REQUIREMENTS: Print the entire listing. Each line must match the original exactly.

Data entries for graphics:
[start]

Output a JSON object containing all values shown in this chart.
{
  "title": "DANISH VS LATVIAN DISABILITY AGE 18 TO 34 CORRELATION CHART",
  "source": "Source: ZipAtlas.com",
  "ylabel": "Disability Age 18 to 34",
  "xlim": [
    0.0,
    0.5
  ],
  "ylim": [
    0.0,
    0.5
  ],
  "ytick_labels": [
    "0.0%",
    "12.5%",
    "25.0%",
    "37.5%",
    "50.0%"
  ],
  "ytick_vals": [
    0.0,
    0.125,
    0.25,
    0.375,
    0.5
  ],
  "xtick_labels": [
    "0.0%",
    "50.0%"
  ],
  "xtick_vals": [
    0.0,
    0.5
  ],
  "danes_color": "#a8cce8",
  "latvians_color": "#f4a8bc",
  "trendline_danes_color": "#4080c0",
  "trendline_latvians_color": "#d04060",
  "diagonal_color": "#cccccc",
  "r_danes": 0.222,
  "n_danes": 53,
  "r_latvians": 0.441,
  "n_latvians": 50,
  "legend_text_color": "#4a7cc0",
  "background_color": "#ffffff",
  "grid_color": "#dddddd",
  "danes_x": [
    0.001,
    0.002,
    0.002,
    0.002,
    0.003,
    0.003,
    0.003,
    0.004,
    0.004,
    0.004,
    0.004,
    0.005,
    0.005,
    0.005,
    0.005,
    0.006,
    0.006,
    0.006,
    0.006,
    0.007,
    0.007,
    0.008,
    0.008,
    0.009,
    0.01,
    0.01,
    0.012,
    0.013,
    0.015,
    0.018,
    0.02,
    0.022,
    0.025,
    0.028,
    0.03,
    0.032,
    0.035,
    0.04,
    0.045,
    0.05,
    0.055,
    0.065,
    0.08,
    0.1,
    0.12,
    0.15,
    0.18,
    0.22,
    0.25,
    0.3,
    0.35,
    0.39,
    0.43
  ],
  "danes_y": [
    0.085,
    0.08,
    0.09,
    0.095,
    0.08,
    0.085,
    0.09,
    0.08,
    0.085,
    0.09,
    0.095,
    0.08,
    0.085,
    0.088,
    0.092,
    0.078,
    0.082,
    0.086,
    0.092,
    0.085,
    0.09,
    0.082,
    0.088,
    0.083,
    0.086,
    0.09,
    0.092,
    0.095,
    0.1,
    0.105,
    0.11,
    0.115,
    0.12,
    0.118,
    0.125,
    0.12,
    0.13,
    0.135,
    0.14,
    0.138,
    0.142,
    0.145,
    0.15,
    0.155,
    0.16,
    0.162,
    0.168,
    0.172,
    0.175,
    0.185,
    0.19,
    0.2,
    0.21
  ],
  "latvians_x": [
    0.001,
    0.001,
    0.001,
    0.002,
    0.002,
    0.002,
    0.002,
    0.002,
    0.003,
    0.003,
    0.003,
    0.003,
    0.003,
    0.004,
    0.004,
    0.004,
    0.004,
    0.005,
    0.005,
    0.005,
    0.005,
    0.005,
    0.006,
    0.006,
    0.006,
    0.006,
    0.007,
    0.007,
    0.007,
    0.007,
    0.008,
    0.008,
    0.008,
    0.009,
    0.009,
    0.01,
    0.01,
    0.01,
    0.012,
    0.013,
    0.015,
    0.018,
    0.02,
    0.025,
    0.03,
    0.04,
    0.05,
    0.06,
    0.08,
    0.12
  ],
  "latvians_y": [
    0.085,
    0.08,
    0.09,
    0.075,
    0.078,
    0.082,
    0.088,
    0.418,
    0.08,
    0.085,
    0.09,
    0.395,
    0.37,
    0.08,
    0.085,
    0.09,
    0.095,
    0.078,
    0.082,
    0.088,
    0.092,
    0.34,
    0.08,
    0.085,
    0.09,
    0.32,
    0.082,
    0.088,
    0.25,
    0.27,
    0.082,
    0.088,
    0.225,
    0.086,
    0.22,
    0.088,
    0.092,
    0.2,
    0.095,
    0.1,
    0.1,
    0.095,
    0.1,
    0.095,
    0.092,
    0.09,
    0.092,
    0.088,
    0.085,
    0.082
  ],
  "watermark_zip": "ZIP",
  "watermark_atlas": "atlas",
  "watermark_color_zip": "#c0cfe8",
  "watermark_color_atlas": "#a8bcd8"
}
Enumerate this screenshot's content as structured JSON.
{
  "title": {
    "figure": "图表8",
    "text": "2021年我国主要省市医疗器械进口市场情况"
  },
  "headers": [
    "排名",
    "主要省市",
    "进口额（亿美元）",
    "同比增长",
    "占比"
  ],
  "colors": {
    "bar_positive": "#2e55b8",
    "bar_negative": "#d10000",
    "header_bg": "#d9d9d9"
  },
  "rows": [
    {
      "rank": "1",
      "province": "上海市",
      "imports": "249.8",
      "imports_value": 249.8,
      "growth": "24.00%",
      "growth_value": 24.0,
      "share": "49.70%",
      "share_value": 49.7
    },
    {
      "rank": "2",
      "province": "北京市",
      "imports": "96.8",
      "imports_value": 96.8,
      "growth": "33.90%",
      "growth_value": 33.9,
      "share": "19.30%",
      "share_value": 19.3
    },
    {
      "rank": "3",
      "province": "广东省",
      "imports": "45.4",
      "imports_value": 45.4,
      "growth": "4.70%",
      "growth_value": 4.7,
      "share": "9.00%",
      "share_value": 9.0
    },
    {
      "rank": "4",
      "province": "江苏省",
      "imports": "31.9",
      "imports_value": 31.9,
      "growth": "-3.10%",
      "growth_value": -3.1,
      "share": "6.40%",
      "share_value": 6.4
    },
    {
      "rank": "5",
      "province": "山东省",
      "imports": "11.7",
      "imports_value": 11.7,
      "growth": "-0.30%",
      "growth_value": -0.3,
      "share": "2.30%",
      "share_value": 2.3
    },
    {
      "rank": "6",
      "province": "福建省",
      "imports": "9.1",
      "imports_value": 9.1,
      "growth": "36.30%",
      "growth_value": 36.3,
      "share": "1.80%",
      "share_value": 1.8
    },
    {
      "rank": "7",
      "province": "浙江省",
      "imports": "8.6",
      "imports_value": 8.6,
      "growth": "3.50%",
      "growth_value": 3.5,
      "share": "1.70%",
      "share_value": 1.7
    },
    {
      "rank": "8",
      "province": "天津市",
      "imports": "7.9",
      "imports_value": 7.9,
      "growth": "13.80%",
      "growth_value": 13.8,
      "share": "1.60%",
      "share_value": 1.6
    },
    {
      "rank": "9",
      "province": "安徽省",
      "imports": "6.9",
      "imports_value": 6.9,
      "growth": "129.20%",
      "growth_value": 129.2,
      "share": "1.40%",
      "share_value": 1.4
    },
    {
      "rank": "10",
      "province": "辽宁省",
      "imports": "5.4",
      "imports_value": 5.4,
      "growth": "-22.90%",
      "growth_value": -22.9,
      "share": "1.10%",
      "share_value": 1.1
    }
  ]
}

[end]

WORKED ANSWER:
Output a JSON object containing all values shown in this chart.
{
  "title": "DANISH VS LATVIAN DISABILITY AGE 18 TO 34 CORRELATION CHART",
  "source": "Source: ZipAtlas.com",
  "ylabel": "Disability Age 18 to 34",
  "xlim": [
    0.0,
    0.5
  ],
  "ylim": [
    0.0,
    0.5
  ],
  "ytick_labels": [
    "0.0%",
    "12.5%",
    "25.0%",
    "37.5%",
    "50.0%"
  ],
  "ytick_vals": [
    0.0,
    0.125,
    0.25,
    0.375,
    0.5
  ],
  "xtick_labels": [
    "0.0%",
    "50.0%"
  ],
  "xtick_vals": [
    0.0,
    0.5
  ],
  "danes_color": "#a8cce8",
  "latvians_color": "#f4a8bc",
  "trendline_danes_color": "#4080c0",
  "trendline_latvians_color": "#d04060",
  "diagonal_color": "#cccccc",
  "r_danes": 0.222,
  "n_danes": 53,
  "r_latvians": 0.441,
  "n_latvians": 50,
  "legend_text_color": "#4a7cc0",
  "background_color": "#ffffff",
  "grid_color": "#dddddd",
  "danes_x": [
    0.001,
    0.002,
    0.002,
    0.002,
    0.003,
    0.003,
    0.003,
    0.004,
    0.004,
    0.004,
    0.004,
    0.005,
    0.005,
    0.005,
    0.005,
    0.006,
    0.006,
    0.006,
    0.006,
    0.007,
    0.007,
    0.008,
    0.008,
    0.009,
    0.01,
    0.01,
    0.012,
    0.013,
    0.015,
    0.018,
    0.02,
    0.022,
    0.025,
    0.028,
    0.03,
    0.032,
    0.035,
    0.04,
    0.045,
    0.05,
    0.055,
    0.065,
    0.08,
    0.1,
    0.12,
    0.15,
    0.18,
    0.22,
    0.25,
    0.3,
    0.35,
    0.39,
    0.43
  ],
  "danes_y": [
    0.085,
    0.08,
    0.09,
    0.095,
    0.08,
    0.085,
    0.09,
    0.08,
    0.085,
    0.09,
    0.095,
    0.08,
    0.085,
    0.088,
    0.092,
    0.078,
    0.082,
    0.086,
    0.092,
    0.085,
    0.09,
    0.082,
    0.088,
    0.083,
    0.086,
    0.09,
    0.092,
    0.095,
    0.1,
    0.105,
    0.11,
    0.115,
    0.12,
    0.118,
    0.125,
    0.12,
    0.13,
    0.135,
    0.14,
    0.138,
    0.142,
    0.145,
    0.15,
    0.155,
    0.16,
    0.162,
    0.168,
    0.172,
    0.175,
    0.185,
    0.19,
    0.2,
    0.21
  ],
  "latvians_x": [
    0.001,
    0.001,
    0.001,
    0.002,
    0.002,
    0.002,
    0.002,
    0.002,
    0.003,
    0.003,
    0.003,
    0.003,
    0.003,
    0.004,
    0.004,
    0.004,
    0.004,
    0.005,
    0.005,
    0.005,
    0.005,
    0.005,
    0.006,
    0.006,
    0.006,
    0.006,
    0.007,
    0.007,
    0.007,
    0.007,
    0.008,
    0.008,
    0.008,
    0.009,
    0.009,
    0.01,
    0.01,
    0.01,
    0.012,
    0.013,
    0.015,
    0.018,
    0.02,
    0.025,
    0.03,
    0.04,
    0.05,
    0.06,
    0.08,
    0.12
  ],
  "latvians_y": [
    0.085,
    0.08,
    0.09,
    0.075,
    0.078,
    0.082,
    0.088,
    0.418,
    0.08,
    0.085,
    0.09,
    0.395,
    0.37,
    0.08,
    0.085,
    0.09,
    0.095,
    0.078,
    0.082,
    0.088,
    0.092,
    0.34,
    0.08,
    0.085,
    0.09,
    0.32,
    0.082,
    0.088,
    0.25,
    0.27,
    0.082,
    0.088,
    0.225,
    0.086,
    0.22,
    0.088,
    0.092,
    0.2,
    0.095,
    0.1,
    0.1,
    0.095,
    0.1,
    0.095,
    0.092,
    0.09,
    0.092,
    0.088,
    0.085,
    0.082
  ],
  "watermark_zip": "ZIP",
  "watermark_atlas": "atlas",
  "watermark_color_zip": "#c0cfe8",
  "watermark_color_atlas": "#a8bcd8"
}
Enumerate this screenshot's content as structured JSON.
{
  "title": {
    "figure": "图表8",
    "text": "2021年我国主要省市医疗器械进口市场情况"
  },
  "headers": [
    "排名",
    "主要省市",
    "进口额（亿美元）",
    "同比增长",
    "占比"
  ],
  "colors": {
    "bar_positive": "#2e55b8",
    "bar_negative": "#d10000",
    "header_bg": "#d9d9d9"
  },
  "rows": [
    {
      "rank": "1",
      "province": "上海市",
      "imports": "249.8",
      "imports_value": 249.8,
      "growth": "24.00%",
      "growth_value": 24.0,
      "share": "49.70%",
      "share_value": 49.7
    },
    {
      "rank": "2",
      "province": "北京市",
      "imports": "96.8",
      "imports_value": 96.8,
      "growth": "33.90%",
      "growth_value": 33.9,
      "share": "19.30%",
      "share_value": 19.3
    },
    {
      "rank": "3",
      "province": "广东省",
      "imports": "45.4",
      "imports_value": 45.4,
      "growth": "4.70%",
      "growth_value": 4.7,
      "share": "9.00%",
      "share_value": 9.0
    },
    {
      "rank": "4",
      "province": "江苏省",
      "imports": "31.9",
      "imports_value": 31.9,
      "growth": "-3.10%",
      "growth_value": -3.1,
      "share": "6.40%",
      "share_value": 6.4
    },
    {
      "rank": "5",
      "province": "山东省",
      "imports": "11.7",
      "imports_value": 11.7,
      "growth": "-0.30%",
      "growth_value": -0.3,
      "share": "2.30%",
      "share_value": 2.3
    },
    {
      "rank": "6",
      "province": "福建省",
      "imports": "9.1",
      "imports_value": 9.1,
      "growth": "36.30%",
      "growth_value": 36.3,
      "share": "1.80%",
      "share_value": 1.8
    },
    {
      "rank": "7",
      "province": "浙江省",
      "imports": "8.6",
      "imports_value": 8.6,
      "growth": "3.50%",
      "growth_value": 3.5,
      "share": "1.70%",
      "share_value": 1.7
    },
    {
      "rank": "8",
      "province": "天津市",
      "imports": "7.9",
      "imports_value": 7.9,
      "growth": "13.80%",
      "growth_value": 13.8,
      "share": "1.60%",
      "share_value": 1.6
    },
    {
      "rank": "9",
      "province": "安徽省",
      "imports": "6.9",
      "imports_value": 6.9,
      "growth": "129.20%",
      "growth_value": 129.2,
      "share": "1.40%",
      "share_value": 1.4
    },
    {
      "rank": "10",
      "province": "辽宁省",
      "imports": "5.4",
      "imports_value": 5.4,
      "growth": "-22.90%",
      "growth_value": -22.9,
      "share": "1.10%",
      "share_value": 1.1
    }
  ]
}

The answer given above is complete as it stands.